— begin —

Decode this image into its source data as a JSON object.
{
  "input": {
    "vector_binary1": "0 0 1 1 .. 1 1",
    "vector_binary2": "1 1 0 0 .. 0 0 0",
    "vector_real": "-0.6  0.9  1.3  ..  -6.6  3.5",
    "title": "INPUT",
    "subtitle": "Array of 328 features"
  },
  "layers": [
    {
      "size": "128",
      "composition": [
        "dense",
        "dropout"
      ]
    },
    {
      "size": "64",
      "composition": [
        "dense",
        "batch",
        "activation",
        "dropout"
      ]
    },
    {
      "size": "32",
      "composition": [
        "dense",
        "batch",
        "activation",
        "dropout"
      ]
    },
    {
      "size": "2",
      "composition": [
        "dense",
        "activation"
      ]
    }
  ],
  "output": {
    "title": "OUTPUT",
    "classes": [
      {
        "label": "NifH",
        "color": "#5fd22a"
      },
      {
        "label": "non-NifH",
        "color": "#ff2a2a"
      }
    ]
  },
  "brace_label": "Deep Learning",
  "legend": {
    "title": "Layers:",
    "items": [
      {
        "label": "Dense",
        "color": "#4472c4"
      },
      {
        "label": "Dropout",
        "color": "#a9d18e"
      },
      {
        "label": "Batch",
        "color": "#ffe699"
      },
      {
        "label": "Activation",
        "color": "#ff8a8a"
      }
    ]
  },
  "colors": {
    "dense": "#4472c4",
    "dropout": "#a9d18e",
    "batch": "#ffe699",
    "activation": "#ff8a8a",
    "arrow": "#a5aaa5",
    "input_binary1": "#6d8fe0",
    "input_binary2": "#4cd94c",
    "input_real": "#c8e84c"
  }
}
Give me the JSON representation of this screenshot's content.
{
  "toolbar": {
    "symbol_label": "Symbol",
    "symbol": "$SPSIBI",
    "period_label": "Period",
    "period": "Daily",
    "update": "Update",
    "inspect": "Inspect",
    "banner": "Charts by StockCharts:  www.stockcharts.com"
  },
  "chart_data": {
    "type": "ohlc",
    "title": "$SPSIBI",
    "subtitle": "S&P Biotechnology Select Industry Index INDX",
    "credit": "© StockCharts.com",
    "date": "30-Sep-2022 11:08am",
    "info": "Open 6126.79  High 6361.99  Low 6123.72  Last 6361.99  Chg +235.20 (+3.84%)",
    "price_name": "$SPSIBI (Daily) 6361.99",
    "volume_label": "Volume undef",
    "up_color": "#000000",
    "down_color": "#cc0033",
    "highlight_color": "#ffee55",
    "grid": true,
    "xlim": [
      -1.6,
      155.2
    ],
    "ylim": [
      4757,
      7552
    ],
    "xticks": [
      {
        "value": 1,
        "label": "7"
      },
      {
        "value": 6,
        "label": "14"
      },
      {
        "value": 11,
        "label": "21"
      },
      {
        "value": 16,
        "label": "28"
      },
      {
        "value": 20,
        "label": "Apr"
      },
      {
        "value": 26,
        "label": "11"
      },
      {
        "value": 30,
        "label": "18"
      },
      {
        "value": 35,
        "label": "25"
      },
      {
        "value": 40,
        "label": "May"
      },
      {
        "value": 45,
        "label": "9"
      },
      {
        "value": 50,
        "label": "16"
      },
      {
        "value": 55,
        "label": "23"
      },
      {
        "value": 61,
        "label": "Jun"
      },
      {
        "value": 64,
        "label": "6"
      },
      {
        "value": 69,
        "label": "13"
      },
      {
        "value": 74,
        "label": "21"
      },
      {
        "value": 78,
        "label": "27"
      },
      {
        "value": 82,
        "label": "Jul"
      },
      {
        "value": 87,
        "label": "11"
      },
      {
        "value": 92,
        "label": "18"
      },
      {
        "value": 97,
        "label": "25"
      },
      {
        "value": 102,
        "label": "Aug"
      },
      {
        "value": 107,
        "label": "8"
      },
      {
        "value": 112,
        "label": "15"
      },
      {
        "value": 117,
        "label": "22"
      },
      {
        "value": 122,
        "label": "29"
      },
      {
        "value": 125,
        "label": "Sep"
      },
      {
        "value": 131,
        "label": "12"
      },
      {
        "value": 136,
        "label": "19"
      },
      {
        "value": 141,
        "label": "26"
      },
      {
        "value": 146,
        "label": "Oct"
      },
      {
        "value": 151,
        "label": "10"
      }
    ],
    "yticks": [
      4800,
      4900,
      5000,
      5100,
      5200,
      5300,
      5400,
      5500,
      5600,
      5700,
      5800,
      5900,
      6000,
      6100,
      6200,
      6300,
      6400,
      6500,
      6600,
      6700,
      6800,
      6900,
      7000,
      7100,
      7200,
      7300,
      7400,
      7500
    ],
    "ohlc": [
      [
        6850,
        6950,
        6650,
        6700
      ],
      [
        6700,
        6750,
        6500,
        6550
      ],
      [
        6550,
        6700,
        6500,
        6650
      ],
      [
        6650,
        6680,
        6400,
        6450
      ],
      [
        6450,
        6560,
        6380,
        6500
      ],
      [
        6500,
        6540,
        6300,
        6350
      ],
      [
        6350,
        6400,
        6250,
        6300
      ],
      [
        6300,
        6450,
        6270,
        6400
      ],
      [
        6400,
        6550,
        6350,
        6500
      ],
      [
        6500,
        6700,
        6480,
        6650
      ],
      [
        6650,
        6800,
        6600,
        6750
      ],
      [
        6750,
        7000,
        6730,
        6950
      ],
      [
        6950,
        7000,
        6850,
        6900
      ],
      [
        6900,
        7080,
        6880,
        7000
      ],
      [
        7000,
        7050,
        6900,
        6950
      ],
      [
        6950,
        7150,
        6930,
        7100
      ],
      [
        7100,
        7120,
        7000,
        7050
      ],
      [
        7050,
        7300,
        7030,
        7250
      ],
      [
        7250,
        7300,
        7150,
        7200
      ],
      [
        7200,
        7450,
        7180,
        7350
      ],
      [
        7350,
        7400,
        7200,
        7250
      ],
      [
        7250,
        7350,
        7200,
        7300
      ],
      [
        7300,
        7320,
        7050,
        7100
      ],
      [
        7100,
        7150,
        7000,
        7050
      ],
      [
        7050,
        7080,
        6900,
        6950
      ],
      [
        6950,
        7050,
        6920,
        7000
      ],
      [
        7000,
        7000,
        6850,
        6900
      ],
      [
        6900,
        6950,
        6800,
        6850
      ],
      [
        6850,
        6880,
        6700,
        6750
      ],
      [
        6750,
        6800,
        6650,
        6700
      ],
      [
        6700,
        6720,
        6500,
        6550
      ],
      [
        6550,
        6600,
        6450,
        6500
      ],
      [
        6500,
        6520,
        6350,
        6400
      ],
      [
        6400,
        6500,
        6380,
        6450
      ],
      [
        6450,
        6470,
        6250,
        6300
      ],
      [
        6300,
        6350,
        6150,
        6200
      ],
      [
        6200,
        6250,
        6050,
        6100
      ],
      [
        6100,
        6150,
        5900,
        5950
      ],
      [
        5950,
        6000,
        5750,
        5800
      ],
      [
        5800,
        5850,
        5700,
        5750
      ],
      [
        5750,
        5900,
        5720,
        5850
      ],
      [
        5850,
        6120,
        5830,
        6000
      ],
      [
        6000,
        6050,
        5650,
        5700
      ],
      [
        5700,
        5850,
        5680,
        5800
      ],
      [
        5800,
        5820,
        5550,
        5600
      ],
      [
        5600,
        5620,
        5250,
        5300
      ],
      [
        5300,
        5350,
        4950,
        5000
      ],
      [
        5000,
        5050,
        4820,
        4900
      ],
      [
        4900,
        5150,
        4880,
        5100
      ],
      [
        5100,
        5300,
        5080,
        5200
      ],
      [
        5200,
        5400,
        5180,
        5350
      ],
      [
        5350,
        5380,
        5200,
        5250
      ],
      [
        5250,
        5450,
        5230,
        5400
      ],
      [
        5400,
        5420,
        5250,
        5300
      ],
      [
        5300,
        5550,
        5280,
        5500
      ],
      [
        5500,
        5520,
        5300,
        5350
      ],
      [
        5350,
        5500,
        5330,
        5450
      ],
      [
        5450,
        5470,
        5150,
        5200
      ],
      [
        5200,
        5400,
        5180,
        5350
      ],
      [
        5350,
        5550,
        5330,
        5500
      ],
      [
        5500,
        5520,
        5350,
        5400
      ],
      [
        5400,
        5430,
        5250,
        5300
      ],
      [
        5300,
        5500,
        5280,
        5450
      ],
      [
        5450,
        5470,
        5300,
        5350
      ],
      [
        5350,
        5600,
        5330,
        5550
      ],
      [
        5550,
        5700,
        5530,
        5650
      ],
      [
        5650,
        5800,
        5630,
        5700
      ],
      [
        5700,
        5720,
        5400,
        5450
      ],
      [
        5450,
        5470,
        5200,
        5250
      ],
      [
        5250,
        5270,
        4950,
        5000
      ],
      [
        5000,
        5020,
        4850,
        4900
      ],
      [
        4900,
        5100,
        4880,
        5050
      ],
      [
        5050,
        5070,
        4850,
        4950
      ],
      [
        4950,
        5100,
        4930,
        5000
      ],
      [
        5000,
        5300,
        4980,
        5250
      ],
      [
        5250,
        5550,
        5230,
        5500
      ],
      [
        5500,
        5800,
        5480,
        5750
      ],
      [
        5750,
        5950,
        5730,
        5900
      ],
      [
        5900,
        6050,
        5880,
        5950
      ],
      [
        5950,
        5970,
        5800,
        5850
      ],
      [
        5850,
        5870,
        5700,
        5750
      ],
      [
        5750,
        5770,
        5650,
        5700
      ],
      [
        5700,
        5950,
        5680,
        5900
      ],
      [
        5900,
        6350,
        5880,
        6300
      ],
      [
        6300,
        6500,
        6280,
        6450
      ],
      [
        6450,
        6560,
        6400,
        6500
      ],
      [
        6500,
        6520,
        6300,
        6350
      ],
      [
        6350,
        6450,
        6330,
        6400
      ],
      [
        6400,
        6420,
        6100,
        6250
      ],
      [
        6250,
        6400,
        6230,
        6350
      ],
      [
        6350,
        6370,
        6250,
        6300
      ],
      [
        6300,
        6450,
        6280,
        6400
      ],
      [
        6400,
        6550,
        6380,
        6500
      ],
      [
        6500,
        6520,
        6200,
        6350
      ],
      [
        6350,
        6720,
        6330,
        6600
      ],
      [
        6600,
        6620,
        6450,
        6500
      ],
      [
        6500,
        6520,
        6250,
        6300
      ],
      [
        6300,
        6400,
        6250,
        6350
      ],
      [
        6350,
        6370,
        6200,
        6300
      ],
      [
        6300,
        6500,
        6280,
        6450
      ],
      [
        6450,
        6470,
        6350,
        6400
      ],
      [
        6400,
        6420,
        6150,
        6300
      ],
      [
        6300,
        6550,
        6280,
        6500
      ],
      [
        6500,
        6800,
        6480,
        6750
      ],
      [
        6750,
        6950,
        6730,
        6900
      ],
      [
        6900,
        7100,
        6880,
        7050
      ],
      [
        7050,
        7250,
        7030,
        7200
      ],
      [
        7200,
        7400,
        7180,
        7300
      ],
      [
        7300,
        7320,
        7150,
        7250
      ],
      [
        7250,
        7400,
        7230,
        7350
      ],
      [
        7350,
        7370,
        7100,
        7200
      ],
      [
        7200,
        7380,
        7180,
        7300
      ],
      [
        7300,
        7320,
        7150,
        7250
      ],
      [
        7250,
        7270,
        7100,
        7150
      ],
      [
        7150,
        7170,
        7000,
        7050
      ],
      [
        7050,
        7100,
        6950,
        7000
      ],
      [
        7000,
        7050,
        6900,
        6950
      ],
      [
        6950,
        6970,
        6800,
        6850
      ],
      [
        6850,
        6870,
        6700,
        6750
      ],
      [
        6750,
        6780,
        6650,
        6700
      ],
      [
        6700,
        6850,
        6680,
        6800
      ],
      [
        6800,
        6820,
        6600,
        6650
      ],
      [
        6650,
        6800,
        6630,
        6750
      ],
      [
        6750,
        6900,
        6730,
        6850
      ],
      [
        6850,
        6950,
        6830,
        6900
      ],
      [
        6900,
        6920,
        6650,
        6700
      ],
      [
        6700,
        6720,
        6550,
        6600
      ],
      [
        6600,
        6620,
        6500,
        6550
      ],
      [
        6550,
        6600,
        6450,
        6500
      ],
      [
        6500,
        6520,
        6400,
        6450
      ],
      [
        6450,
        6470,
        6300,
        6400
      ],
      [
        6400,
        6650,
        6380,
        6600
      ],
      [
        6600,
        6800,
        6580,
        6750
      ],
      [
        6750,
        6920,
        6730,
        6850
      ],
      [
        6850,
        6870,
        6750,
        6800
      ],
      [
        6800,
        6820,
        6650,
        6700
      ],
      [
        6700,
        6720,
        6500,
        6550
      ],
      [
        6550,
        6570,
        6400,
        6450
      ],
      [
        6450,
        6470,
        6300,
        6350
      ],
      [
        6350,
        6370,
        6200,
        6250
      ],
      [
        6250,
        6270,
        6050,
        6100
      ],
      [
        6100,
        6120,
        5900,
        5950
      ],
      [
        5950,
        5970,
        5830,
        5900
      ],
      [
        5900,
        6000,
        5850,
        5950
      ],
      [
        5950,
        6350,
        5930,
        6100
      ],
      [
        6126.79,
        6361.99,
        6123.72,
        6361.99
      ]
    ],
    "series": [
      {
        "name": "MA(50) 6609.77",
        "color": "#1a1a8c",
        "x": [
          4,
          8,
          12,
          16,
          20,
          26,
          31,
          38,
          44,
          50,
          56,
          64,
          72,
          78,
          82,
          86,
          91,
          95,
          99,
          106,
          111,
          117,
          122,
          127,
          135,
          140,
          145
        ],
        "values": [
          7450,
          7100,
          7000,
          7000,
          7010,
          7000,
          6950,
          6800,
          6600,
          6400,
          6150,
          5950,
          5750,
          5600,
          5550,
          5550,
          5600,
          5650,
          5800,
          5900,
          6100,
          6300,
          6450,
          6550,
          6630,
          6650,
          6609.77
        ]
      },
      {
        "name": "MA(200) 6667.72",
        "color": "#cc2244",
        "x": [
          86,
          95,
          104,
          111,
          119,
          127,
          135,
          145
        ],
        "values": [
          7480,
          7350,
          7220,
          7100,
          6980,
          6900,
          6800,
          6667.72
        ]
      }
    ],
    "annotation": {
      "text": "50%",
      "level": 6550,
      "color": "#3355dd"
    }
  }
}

— end —

WHAT YOU SHOULD DO: Gather each line in these records that contains the string "StockCharts".

OUTPUT:
    "banner": "Charts by StockCharts:  www.stockcharts.com"
    "credit": "© StockCharts.com",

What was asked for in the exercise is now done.